- [WHAT TO WORK ON]
In the listing that follows, how many lines contain the string "perdere"? Provide only the number.

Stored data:
Begin

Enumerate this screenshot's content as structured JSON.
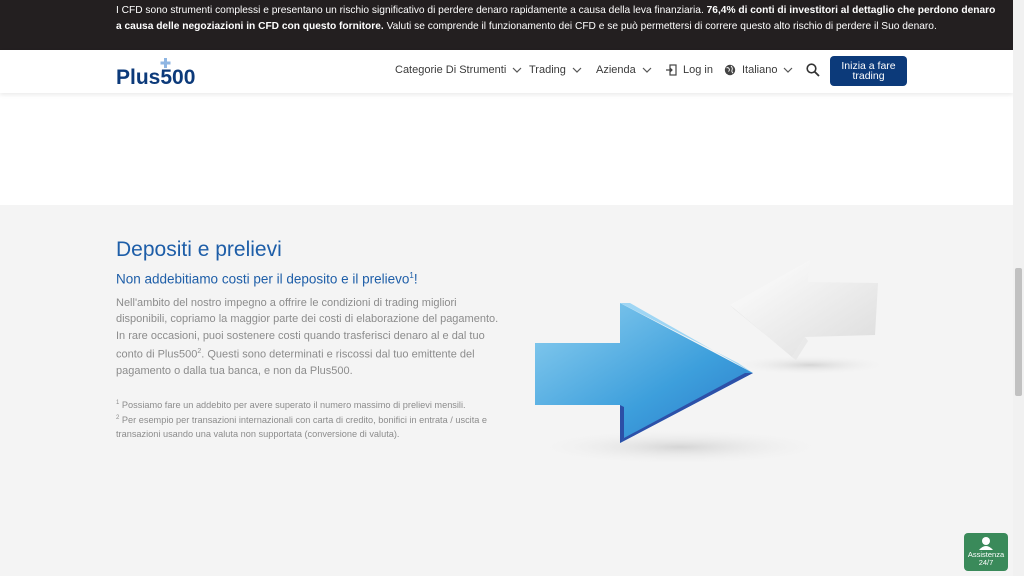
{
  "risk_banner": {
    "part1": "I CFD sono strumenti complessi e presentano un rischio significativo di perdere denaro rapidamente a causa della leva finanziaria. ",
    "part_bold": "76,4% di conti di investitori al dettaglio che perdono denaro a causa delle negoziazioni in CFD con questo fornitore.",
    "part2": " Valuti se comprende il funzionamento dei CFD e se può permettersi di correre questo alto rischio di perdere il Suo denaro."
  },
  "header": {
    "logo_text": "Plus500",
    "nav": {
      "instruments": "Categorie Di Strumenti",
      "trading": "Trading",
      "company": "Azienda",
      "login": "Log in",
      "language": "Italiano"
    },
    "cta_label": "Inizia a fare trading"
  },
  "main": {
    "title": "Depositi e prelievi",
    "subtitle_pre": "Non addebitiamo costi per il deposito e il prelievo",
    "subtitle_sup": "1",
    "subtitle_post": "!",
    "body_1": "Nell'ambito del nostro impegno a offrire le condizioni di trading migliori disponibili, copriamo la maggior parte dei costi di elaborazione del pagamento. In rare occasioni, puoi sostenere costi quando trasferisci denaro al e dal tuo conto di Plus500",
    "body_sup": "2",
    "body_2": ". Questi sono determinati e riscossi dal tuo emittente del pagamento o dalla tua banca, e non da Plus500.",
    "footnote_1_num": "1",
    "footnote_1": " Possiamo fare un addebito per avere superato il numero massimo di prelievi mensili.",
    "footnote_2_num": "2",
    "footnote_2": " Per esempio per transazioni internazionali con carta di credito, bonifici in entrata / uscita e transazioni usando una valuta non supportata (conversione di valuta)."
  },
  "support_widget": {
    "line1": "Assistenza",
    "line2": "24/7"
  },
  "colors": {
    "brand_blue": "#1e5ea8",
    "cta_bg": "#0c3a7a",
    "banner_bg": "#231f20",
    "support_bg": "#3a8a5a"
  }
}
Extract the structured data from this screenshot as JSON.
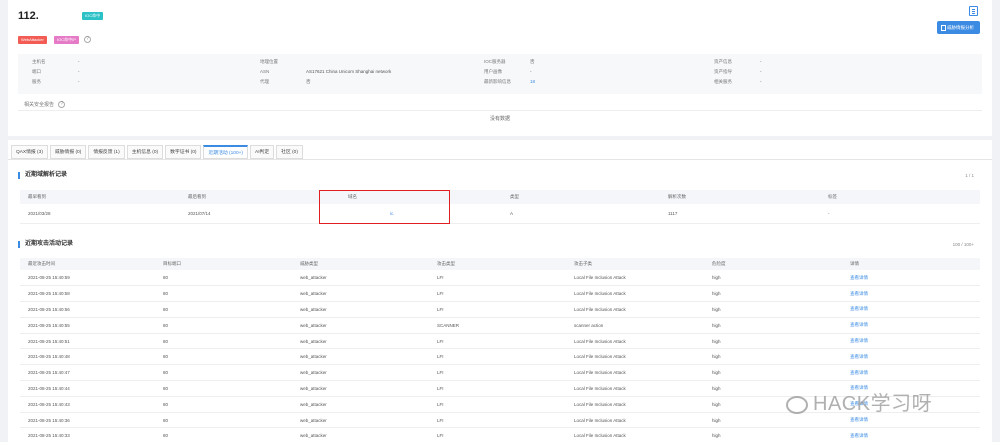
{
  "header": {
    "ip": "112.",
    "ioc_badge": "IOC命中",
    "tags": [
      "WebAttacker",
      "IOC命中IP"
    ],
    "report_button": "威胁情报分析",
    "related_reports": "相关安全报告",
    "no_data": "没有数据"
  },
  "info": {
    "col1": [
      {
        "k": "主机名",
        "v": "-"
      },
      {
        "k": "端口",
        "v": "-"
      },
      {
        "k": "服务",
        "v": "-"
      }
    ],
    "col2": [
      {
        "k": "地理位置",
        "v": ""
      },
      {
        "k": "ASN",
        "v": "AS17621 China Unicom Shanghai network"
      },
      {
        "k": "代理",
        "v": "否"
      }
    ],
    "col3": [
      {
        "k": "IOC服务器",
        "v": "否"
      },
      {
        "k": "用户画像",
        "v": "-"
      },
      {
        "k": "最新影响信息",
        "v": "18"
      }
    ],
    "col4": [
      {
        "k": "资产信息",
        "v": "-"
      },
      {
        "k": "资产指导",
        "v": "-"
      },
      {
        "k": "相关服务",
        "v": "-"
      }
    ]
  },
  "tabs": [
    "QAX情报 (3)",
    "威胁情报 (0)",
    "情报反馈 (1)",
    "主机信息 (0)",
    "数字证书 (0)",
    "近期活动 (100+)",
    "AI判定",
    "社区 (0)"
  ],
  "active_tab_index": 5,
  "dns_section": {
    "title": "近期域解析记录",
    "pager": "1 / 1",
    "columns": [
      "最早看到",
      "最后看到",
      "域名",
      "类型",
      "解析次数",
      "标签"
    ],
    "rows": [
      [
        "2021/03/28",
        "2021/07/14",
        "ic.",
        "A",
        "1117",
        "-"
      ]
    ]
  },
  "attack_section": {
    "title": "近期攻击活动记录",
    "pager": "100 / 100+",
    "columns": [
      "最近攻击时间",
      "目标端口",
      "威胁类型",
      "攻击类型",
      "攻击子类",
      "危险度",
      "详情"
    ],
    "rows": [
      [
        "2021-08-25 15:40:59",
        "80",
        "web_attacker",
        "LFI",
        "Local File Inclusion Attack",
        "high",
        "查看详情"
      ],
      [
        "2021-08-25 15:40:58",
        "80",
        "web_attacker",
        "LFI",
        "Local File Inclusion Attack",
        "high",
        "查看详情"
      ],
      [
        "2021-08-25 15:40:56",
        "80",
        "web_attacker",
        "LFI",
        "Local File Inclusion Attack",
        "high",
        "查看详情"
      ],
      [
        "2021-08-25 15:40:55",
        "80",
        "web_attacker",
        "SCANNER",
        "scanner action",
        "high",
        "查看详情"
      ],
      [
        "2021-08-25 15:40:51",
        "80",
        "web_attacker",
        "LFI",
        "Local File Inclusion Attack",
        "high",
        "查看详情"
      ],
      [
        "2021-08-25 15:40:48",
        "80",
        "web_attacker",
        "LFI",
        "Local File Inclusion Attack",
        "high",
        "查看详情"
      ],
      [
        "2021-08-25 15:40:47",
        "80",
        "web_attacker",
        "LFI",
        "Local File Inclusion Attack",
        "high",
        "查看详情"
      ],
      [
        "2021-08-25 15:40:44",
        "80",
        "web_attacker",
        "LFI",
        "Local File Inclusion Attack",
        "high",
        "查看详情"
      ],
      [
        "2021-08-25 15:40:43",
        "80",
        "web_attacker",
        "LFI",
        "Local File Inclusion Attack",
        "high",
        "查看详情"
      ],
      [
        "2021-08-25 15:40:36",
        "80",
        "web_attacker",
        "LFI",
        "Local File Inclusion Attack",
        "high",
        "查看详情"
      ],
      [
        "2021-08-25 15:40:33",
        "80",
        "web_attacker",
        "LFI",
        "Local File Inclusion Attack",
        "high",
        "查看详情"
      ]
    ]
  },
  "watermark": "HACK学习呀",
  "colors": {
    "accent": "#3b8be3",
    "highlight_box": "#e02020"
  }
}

End
Begin

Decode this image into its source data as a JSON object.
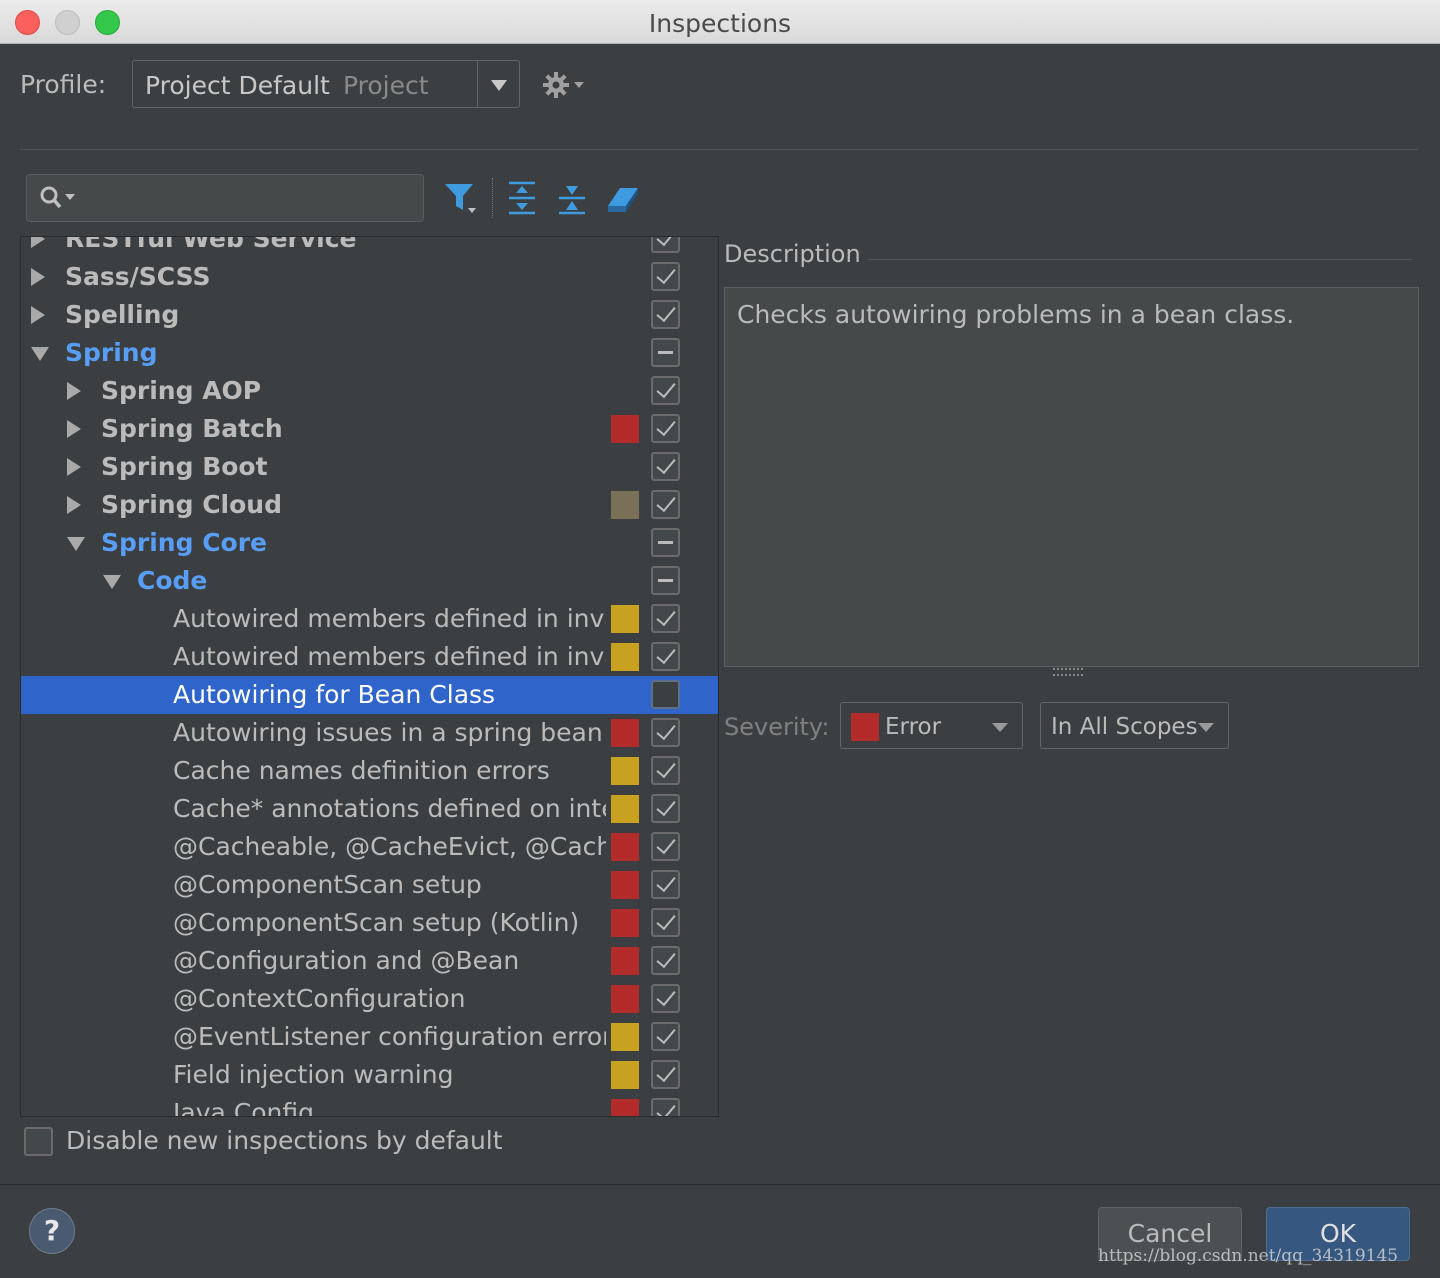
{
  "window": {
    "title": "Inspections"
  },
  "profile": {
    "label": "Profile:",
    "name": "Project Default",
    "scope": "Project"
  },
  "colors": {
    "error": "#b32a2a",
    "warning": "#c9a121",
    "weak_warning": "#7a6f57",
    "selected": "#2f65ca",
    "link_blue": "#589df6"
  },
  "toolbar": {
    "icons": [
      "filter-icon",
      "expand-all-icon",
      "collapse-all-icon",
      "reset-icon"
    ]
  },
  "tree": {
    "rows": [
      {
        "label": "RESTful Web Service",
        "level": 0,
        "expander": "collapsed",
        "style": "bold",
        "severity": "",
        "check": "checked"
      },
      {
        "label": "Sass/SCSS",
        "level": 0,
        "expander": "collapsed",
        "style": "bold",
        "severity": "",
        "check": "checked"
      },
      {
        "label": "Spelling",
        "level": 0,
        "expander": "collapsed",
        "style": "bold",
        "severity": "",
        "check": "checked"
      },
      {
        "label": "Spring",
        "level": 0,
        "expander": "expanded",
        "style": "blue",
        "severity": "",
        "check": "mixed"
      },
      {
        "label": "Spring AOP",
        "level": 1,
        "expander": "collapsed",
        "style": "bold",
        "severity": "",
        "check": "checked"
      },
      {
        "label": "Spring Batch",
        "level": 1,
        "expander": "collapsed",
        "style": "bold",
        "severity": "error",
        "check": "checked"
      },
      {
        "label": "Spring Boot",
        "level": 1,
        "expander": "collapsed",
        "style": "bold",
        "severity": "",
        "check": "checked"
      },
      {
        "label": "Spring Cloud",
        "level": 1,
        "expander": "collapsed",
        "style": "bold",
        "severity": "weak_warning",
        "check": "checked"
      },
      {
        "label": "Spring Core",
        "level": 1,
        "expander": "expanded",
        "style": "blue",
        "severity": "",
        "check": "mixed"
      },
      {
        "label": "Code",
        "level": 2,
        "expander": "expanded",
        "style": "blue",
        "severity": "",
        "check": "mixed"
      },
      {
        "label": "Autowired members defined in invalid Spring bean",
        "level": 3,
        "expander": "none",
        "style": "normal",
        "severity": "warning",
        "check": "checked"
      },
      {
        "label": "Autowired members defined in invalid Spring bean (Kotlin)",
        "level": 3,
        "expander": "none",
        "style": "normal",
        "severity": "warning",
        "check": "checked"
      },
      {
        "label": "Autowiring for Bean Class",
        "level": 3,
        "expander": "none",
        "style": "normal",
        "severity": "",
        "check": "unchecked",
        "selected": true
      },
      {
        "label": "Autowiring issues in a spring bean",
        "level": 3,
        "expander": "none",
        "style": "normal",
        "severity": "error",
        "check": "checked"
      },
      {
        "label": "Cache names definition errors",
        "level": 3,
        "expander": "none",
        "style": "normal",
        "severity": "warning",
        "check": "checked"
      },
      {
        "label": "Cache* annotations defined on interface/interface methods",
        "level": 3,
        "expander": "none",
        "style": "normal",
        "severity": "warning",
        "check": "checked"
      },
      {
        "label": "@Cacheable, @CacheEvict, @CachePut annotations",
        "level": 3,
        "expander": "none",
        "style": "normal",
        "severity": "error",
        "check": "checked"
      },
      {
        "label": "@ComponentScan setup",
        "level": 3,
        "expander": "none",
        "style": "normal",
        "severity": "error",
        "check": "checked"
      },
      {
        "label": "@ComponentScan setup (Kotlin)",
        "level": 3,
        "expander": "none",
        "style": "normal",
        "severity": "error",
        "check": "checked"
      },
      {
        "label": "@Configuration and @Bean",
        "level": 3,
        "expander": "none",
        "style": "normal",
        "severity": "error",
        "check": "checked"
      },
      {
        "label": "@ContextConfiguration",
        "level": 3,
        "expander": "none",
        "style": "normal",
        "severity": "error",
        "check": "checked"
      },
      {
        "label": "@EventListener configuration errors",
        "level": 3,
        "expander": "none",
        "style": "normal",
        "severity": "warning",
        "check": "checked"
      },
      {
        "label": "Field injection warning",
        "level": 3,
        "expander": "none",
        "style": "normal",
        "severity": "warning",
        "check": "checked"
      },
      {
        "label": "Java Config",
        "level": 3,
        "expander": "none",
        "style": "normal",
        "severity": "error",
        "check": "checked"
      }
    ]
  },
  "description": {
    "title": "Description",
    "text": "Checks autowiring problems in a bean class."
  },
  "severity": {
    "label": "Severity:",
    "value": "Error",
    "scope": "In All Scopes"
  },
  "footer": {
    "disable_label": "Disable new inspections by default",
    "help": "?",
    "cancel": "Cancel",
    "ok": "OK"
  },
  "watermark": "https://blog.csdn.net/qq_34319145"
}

End

- [RESULT FOR THIS TASK]
2